→ **Task**
Your task is to extract every line from the material below exactly.

→ **Collected data entries**
((
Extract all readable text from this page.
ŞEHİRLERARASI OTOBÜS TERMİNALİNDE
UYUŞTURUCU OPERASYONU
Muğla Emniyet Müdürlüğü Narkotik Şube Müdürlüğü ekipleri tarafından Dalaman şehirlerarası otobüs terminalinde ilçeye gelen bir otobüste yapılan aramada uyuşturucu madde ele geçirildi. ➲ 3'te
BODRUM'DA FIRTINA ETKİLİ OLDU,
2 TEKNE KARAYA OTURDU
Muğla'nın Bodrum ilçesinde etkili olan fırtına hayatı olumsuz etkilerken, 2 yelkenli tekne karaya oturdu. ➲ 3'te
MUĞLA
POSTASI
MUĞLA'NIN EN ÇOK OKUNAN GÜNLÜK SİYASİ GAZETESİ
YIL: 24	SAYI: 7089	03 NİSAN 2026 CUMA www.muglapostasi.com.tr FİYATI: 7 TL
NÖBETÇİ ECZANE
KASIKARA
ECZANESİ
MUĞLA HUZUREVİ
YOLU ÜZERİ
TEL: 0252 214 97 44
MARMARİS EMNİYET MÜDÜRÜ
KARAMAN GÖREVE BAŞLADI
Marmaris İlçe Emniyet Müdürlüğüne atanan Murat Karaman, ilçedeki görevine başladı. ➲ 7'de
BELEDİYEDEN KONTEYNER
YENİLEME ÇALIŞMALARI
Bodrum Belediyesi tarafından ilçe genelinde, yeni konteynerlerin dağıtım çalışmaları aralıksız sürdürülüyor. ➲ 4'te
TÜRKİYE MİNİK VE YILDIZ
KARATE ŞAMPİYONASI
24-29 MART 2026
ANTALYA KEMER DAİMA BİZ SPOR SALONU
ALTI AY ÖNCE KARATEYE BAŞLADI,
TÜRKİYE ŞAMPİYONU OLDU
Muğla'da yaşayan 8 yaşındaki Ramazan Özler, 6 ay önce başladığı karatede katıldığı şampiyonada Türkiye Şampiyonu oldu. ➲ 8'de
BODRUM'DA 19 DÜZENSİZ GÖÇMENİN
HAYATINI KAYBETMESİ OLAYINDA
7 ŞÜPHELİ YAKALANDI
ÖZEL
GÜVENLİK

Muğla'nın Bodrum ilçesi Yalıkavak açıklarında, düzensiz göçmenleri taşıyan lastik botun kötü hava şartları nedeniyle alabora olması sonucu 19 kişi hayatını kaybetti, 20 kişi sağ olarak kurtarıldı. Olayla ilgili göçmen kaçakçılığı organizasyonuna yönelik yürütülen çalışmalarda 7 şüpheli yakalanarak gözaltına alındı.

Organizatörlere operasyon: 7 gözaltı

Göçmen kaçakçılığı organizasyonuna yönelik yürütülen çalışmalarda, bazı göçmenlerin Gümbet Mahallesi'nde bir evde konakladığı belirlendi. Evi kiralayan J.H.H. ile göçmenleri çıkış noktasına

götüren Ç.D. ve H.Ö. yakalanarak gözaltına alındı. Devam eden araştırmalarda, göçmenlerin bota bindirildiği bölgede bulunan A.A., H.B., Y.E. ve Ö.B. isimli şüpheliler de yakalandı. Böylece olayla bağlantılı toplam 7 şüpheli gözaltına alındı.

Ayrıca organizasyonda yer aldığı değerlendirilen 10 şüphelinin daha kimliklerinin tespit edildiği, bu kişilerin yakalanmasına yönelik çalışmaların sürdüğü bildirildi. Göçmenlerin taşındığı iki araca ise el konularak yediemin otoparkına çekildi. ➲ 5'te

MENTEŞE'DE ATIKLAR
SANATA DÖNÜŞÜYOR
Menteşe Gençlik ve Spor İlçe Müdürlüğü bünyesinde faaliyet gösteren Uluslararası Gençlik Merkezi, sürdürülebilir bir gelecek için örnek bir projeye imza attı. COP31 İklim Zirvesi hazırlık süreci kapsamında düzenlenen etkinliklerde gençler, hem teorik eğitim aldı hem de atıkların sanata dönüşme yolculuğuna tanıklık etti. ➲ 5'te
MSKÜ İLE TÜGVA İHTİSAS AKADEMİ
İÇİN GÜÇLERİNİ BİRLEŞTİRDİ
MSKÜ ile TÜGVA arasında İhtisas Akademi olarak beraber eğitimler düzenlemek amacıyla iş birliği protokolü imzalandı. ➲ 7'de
))
→ **Problem solution**
Extract all readable text from this page.
ŞEHİRLERARASI OTOBÜS TERMİNALİNDE
UYUŞTURUCU OPERASYONU
Muğla Emniyet Müdürlüğü Narkotik Şube Müdürlüğü ekipleri tarafından Dalaman şehirlerarası otobüs terminalinde ilçeye gelen bir otobüste yapılan aramada uyuşturucu madde ele geçirildi. ➲ 3'te
BODRUM'DA FIRTINA ETKİLİ OLDU,
2 TEKNE KARAYA OTURDU
Muğla'nın Bodrum ilçesinde etkili olan fırtına hayatı olumsuz etkilerken, 2 yelkenli tekne karaya oturdu. ➲ 3'te
MUĞLA
POSTASI
MUĞLA'NIN EN ÇOK OKUNAN GÜNLÜK SİYASİ GAZETESİ
YIL: 24	SAYI: 7089	03 NİSAN 2026 CUMA www.muglapostasi.com.tr FİYATI: 7 TL
NÖBETÇİ ECZANE
KASIKARA
ECZANESİ
MUĞLA HUZUREVİ
YOLU ÜZERİ
TEL: 0252 214 97 44
MARMARİS EMNİYET MÜDÜRÜ
KARAMAN GÖREVE BAŞLADI
Marmaris İlçe Emniyet Müdürlüğüne atanan Murat Karaman, ilçedeki görevine başladı. ➲ 7'de
BELEDİYEDEN KONTEYNER
YENİLEME ÇALIŞMALARI
Bodrum Belediyesi tarafından ilçe genelinde, yeni konteynerlerin dağıtım çalışmaları aralıksız sürdürülüyor. ➲ 4'te
TÜRKİYE MİNİK VE YILDIZ
KARATE ŞAMPİYONASI
24-29 MART 2026
ANTALYA KEMER DAİMA BİZ SPOR SALONU
ALTI AY ÖNCE KARATEYE BAŞLADI,
TÜRKİYE ŞAMPİYONU OLDU
Muğla'da yaşayan 8 yaşındaki Ramazan Özler, 6 ay önce başladığı karatede katıldığı şampiyonada Türkiye Şampiyonu oldu. ➲ 8'de
BODRUM'DA 19 DÜZENSİZ GÖÇMENİN
HAYATINI KAYBETMESİ OLAYINDA
7 ŞÜPHELİ YAKALANDI
ÖZEL
GÜVENLİK

Muğla'nın Bodrum ilçesi Yalıkavak açıklarında, düzensiz göçmenleri taşıyan lastik botun kötü hava şartları nedeniyle alabora olması sonucu 19 kişi hayatını kaybetti, 20 kişi sağ olarak kurtarıldı. Olayla ilgili göçmen kaçakçılığı organizasyonuna yönelik yürütülen çalışmalarda 7 şüpheli yakalanarak gözaltına alındı.

Organizatörlere operasyon: 7 gözaltı

Göçmen kaçakçılığı organizasyonuna yönelik yürütülen çalışmalarda, bazı göçmenlerin Gümbet Mahallesi'nde bir evde konakladığı belirlendi. Evi kiralayan J.H.H. ile göçmenleri çıkış noktasına

götüren Ç.D. ve H.Ö. yakalanarak gözaltına alındı. Devam eden araştırmalarda, göçmenlerin bota bindirildiği bölgede bulunan A.A., H.B., Y.E. ve Ö.B. isimli şüpheliler de yakalandı. Böylece olayla bağlantılı toplam 7 şüpheli gözaltına alındı.

Ayrıca organizasyonda yer aldığı değerlendirilen 10 şüphelinin daha kimliklerinin tespit edildiği, bu kişilerin yakalanmasına yönelik çalışmaların sürdüğü bildirildi. Göçmenlerin taşındığı iki araca ise el konularak yediemin otoparkına çekildi. ➲ 5'te

MENTEŞE'DE ATIKLAR
SANATA DÖNÜŞÜYOR
Menteşe Gençlik ve Spor İlçe Müdürlüğü bünyesinde faaliyet gösteren Uluslararası Gençlik Merkezi, sürdürülebilir bir gelecek için örnek bir projeye imza attı. COP31 İklim Zirvesi hazırlık süreci kapsamında düzenlenen etkinliklerde gençler, hem teorik eğitim aldı hem de atıkların sanata dönüşme yolculuğuna tanıklık etti. ➲ 5'te
MSKÜ İLE TÜGVA İHTİSAS AKADEMİ
İÇİN GÜÇLERİNİ BİRLEŞTİRDİ
MSKÜ ile TÜGVA arasında İhtisas Akademi olarak beraber eğitimler düzenlemek amacıyla iş birliği protokolü imzalandı. ➲ 7'de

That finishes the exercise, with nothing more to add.